- [TASK DETAILS]: According to the relay module excerpt, what causes the diode in the switching element to transition from the first switching state to the second?

- [DOCUMENT EXCERPT]:
Tightening the armatures uses a higher flow, especially an initial flow, than holding the armatures by the respective relay. A higher power is therefore used to tighten the armatures than to hold the armatures. After tightening the armatures the flow of the coils of the relay can thus be reduced.
the switching time of the switching element can therefore be selected so that switching to the series connection of the relays takes place as soon as both armatures are attracted. The current is reduced with the same voltage due to the increased total resistance and the power used is therefore also reduced.
the first capacitor is configured to provide a first charging current to the first relay in the first switching state of the switching element
the second capacitor is configured to provide a second charging current to the second relay in the first switching state of the switching element, the first charging current being suitable for causing an attraction and holding of the first armature, and wherein the second charging current is suitable to cause an attraction and holding of the second armature.
the charging current of the capacitors can be sufficient to switch the relays. This means that the charging current of the capacitors is sufficient to provide the initial flow for the respective relay.
the capacitors can be used to set a switching point in time for the switching element that switches when both armatures are attracted.
the relay module can be electrically connected to a voltage source which is configured to provide a constant voltage, wherein the first circuit branch and the second circuit branch can be connected to the voltage source.
the voltage source can be a DC voltage source that provides a constant voltage.
the voltage can be, for example, 12V or 24V and thus operate both relays with a corresponding voltage value.
the voltage can also have other values.
the level of the voltage can depend on an application of the relay module.
the voltage source can reduce the current when switching over to the series circuit due to the then increased total resistance.
the first capacitor provides the first charging current and the second capacitor provides the second charging current, when the constant voltage is applied to the first circuit branch and to the second circuit branch.
the first capacitor and the second capacitor are charged when the constant voltage is applied.
the voltage on the capacitors increases.
the charging current decreases over time. However, the charging current is sufficient to switch the relays.
the first switching state of the switching element comprises a higher resistance of the switching element compared to the resistance of the switching element in the second switching state and the second switching state of the switching element comprises a lower resistance of the switching element compared to the resistance of the switching element in the first switching state.
a high resistance can limit the flow of current through the switching element to such an extent that it can be neglected. If the resistance is reduced, a current flow through the switching element is allowed. This can be viewed as a switching process.
the switching element comprises a diode, wherein the diode is configured to transition from the first switching state to the second switching state upon reaching a forward voltage of the diode.

- [GIVEN ENTRIES]:
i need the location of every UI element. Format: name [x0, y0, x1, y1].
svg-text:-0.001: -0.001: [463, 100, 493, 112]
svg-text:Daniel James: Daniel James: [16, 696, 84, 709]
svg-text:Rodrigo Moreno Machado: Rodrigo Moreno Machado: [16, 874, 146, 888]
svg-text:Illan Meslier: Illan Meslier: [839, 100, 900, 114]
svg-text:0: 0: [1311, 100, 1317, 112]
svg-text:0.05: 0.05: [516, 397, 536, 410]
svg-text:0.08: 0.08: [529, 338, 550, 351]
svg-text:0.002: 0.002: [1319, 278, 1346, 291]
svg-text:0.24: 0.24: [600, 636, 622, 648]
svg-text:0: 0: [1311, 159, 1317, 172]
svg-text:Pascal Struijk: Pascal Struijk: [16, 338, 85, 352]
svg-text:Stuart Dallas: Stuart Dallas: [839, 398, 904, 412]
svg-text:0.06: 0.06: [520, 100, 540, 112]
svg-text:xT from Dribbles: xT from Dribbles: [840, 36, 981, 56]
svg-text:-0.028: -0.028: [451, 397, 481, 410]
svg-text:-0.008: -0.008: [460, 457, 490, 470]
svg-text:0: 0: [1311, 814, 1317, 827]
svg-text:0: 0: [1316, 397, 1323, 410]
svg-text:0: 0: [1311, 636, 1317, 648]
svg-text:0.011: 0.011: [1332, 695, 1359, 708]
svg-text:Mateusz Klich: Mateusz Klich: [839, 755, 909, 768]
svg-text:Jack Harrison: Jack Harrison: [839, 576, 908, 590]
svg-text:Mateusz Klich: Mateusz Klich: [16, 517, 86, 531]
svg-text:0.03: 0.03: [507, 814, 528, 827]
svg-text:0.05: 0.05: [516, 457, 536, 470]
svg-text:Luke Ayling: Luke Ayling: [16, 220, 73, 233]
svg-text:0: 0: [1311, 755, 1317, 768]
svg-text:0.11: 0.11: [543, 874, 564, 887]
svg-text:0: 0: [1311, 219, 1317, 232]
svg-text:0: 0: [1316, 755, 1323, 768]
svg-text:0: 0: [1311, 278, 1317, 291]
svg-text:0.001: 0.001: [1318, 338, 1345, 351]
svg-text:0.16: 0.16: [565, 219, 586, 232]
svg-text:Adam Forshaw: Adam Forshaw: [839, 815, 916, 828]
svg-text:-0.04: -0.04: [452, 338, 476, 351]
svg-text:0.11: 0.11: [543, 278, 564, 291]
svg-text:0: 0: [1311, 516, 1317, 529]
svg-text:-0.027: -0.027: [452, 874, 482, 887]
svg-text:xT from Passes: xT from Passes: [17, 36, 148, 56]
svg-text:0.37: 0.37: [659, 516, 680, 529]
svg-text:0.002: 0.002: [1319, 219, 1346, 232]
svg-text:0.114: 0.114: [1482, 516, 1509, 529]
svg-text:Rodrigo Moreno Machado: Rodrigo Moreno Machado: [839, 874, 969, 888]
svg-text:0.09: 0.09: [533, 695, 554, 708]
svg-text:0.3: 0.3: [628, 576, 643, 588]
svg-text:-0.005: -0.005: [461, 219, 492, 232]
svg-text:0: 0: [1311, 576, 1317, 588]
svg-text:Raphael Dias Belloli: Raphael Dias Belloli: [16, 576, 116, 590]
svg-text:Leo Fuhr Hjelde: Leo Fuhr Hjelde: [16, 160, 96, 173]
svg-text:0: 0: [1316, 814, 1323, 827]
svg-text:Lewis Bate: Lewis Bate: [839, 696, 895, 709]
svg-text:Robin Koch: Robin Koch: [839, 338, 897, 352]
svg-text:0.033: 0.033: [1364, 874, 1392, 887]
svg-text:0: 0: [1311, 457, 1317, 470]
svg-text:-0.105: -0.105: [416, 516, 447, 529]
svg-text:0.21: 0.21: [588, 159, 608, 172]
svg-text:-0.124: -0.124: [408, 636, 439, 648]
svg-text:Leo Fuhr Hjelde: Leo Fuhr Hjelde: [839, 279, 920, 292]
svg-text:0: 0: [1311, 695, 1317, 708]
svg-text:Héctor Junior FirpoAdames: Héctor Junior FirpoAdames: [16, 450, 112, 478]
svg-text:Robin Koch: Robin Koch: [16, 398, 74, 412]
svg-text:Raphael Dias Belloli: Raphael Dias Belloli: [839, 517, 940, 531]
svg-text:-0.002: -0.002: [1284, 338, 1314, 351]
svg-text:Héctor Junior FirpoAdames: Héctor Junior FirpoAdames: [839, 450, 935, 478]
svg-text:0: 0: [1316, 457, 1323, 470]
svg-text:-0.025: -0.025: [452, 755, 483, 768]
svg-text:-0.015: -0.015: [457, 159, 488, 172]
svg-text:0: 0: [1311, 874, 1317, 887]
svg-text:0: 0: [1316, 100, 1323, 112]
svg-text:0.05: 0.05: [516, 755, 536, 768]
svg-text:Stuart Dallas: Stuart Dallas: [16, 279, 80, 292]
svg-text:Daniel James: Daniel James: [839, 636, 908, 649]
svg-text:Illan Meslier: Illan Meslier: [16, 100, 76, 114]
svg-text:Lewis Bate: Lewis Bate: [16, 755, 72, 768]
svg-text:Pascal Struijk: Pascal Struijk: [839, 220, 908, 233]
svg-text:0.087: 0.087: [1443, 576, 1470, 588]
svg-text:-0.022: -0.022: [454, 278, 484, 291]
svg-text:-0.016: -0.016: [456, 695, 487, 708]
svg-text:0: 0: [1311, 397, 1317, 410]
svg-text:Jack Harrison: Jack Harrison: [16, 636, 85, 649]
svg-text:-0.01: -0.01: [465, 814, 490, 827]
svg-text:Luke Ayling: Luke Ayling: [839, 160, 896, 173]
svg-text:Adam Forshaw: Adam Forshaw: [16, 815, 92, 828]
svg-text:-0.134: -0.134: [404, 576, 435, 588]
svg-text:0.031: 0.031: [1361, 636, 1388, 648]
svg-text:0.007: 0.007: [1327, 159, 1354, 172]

- [FULL OUTPUT]: The diode transitions upon reaching its forward voltage.